═══ STORED ROWS
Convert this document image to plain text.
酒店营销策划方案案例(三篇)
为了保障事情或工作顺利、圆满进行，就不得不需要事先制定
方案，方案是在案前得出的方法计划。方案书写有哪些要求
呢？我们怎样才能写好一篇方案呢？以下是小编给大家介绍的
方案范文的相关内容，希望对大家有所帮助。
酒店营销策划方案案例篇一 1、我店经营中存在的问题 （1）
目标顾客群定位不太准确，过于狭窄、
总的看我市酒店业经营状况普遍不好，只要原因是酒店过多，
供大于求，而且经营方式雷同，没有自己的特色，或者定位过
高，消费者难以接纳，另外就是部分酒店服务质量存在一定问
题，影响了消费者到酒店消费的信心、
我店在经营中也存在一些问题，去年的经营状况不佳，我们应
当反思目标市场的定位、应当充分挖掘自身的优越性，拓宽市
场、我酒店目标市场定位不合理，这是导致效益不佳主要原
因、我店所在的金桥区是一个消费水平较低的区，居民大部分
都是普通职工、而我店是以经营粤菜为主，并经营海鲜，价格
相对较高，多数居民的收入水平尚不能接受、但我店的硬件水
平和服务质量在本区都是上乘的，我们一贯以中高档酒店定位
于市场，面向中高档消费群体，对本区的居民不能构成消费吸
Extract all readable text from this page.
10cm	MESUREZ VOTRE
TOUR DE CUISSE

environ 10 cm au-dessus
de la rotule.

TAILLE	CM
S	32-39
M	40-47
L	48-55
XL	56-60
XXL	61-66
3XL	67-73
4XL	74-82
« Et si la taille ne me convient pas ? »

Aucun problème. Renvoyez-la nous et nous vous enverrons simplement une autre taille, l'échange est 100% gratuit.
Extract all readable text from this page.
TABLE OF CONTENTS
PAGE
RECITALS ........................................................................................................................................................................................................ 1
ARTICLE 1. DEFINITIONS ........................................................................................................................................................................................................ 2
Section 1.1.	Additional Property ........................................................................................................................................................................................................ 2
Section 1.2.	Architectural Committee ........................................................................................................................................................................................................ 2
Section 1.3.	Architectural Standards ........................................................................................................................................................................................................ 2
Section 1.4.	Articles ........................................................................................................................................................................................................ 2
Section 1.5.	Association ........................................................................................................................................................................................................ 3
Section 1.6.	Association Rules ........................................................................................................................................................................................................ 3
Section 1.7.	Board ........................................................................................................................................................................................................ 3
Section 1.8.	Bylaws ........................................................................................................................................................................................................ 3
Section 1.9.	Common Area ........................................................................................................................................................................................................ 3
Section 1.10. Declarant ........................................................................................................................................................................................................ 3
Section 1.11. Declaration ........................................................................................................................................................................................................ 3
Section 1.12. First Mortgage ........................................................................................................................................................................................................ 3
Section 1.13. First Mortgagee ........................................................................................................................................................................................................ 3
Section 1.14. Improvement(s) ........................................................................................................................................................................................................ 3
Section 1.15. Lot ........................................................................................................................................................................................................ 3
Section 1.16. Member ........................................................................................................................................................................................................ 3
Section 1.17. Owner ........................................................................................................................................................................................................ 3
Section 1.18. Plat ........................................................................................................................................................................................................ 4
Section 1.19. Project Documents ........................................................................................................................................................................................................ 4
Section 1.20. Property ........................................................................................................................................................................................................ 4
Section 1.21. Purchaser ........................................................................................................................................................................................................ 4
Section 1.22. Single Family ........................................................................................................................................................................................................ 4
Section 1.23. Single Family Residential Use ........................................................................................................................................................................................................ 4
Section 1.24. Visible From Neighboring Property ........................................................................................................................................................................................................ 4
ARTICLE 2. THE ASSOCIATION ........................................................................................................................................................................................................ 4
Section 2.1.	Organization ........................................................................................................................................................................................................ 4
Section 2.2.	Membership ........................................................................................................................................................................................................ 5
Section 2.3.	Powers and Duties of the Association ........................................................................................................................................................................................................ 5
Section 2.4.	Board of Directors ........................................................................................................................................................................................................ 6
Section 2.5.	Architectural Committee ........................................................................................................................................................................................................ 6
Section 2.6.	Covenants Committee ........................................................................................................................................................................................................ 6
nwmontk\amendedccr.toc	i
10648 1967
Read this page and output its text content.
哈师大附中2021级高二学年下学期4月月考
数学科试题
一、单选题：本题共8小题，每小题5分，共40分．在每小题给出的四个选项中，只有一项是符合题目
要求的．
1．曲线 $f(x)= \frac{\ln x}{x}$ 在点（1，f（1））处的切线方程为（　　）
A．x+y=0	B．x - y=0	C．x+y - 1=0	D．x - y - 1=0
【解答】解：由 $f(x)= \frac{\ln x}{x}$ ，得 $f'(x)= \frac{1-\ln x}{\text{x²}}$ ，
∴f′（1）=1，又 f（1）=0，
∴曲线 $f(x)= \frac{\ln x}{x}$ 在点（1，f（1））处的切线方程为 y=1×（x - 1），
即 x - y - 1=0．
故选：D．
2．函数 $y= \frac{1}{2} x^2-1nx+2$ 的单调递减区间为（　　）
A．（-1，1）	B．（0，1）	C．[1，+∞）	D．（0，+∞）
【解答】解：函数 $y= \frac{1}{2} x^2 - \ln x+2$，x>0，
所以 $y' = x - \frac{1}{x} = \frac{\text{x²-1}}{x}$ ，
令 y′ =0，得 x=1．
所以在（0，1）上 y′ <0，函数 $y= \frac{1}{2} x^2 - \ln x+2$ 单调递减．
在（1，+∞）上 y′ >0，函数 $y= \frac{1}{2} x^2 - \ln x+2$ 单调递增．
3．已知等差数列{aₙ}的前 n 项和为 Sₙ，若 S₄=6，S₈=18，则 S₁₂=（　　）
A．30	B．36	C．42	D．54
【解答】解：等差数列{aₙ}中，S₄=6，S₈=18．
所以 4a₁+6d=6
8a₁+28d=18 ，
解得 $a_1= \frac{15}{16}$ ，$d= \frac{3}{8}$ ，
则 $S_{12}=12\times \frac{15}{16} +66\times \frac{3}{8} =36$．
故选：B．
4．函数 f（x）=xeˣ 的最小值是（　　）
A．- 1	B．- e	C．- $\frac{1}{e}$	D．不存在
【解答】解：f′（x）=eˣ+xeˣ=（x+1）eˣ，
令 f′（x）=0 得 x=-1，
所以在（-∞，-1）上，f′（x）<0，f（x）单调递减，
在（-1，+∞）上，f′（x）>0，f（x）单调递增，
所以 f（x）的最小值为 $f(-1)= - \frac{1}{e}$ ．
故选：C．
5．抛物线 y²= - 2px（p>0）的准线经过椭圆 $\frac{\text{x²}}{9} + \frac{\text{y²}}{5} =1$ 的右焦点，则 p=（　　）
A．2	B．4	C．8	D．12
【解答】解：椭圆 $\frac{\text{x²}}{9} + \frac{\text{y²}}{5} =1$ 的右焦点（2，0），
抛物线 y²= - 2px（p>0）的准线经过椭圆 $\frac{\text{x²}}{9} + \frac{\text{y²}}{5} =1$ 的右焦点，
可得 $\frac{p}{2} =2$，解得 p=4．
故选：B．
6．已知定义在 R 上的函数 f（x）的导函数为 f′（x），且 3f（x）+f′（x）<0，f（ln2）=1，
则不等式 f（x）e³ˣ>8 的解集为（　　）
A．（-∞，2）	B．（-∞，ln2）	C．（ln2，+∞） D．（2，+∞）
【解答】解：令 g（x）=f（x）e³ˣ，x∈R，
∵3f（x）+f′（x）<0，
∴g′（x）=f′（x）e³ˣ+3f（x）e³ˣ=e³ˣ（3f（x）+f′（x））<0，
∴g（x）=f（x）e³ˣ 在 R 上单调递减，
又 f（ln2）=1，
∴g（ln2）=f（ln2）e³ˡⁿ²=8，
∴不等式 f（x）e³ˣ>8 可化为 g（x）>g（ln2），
══════
• _PROBLEM DETAILS_
Which lines contain the word "Board"? Copy each of them.

• _CORRECT RESULT_
Section 1.7.	Board ........................................................................................................................................................................................................ 3
Section 2.4.	Board of Directors ........................................................................................................................................................................................................ 6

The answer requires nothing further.